> [WHAT THE TASK REQUIRES]
Output the data below as a JSON array of strings, one string per line, with blank lines omitted.

═══ GIVEN DATA

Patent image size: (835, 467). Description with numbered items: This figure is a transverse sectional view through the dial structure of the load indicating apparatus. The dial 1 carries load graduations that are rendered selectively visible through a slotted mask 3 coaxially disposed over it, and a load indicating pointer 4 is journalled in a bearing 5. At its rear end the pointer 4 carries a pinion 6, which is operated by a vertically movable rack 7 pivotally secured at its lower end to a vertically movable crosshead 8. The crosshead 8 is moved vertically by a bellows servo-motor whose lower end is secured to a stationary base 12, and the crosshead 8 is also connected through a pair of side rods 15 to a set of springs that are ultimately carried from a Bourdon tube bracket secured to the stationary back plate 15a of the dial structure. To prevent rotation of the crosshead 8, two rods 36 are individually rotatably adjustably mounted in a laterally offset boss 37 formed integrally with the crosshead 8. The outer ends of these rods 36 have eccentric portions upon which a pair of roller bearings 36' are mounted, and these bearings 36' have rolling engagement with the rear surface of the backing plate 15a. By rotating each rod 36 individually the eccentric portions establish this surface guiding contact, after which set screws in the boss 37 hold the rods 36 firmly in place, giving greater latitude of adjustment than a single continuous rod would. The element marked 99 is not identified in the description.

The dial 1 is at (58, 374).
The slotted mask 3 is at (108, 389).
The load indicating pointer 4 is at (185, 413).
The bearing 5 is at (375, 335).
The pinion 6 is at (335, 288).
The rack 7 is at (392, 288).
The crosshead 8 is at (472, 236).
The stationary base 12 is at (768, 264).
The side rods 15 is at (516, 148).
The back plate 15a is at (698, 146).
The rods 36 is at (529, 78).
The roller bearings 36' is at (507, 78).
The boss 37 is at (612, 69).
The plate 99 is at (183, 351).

══════

> [EXERCISE SOLUTION]
[
  "Patent image size: (835, 467). Description with numbered items: This figure is a transverse sectional view through the dial structure of the load indicating apparatus. The dial 1 carries load graduations that are rendered selectively visible through a slotted mask 3 coaxially disposed over it, and a load indicating pointer 4 is journalled in a bearing 5. At its rear end the pointer 4 carries a pinion 6, which is operated by a vertically movable rack 7 pivotally secured at its lower end to a vertically movable crosshead 8. The crosshead 8 is moved vertically by a bellows servo-motor whose lower end is secured to a stationary base 12, and the crosshead 8 is also connected through a pair of side rods 15 to a set of springs that are ultimately carried from a Bourdon tube bracket secured to the stationary back plate 15a of the dial structure. To prevent rotation of the crosshead 8, two rods 36 are individually rotatably adjustably mounted in a laterally offset boss 37 formed integrally with the crosshead 8. The outer ends of these rods 36 have eccentric portions upon which a pair of roller bearings 36' are mounted, and these bearings 36' have rolling engagement with the rear surface of the backing plate 15a. By rotating each rod 36 individually the eccentric portions establish this surface guiding contact, after which set screws in the boss 37 hold the rods 36 firmly in place, giving greater latitude of adjustment than a single continuous rod would. The element marked 99 is not identified in the description.",
  "The dial 1 is at (58, 374).",
  "The slotted mask 3 is at (108, 389).",
  "The load indicating pointer 4 is at (185, 413).",
  "The bearing 5 is at (375, 335).",
  "The pinion 6 is at (335, 288).",
  "The rack 7 is at (392, 288).",
  "The crosshead 8 is at (472, 236).",
  "The stationary base 12 is at (768, 264).",
  "The side rods 15 is at (516, 148).",
  "The back plate 15a is at (698, 146).",
  "The rods 36 is at (529, 78).",
  "The roller bearings 36' is at (507, 78).",
  "The boss 37 is at (612, 69).",
  "The plate 99 is at (183, 351)."
]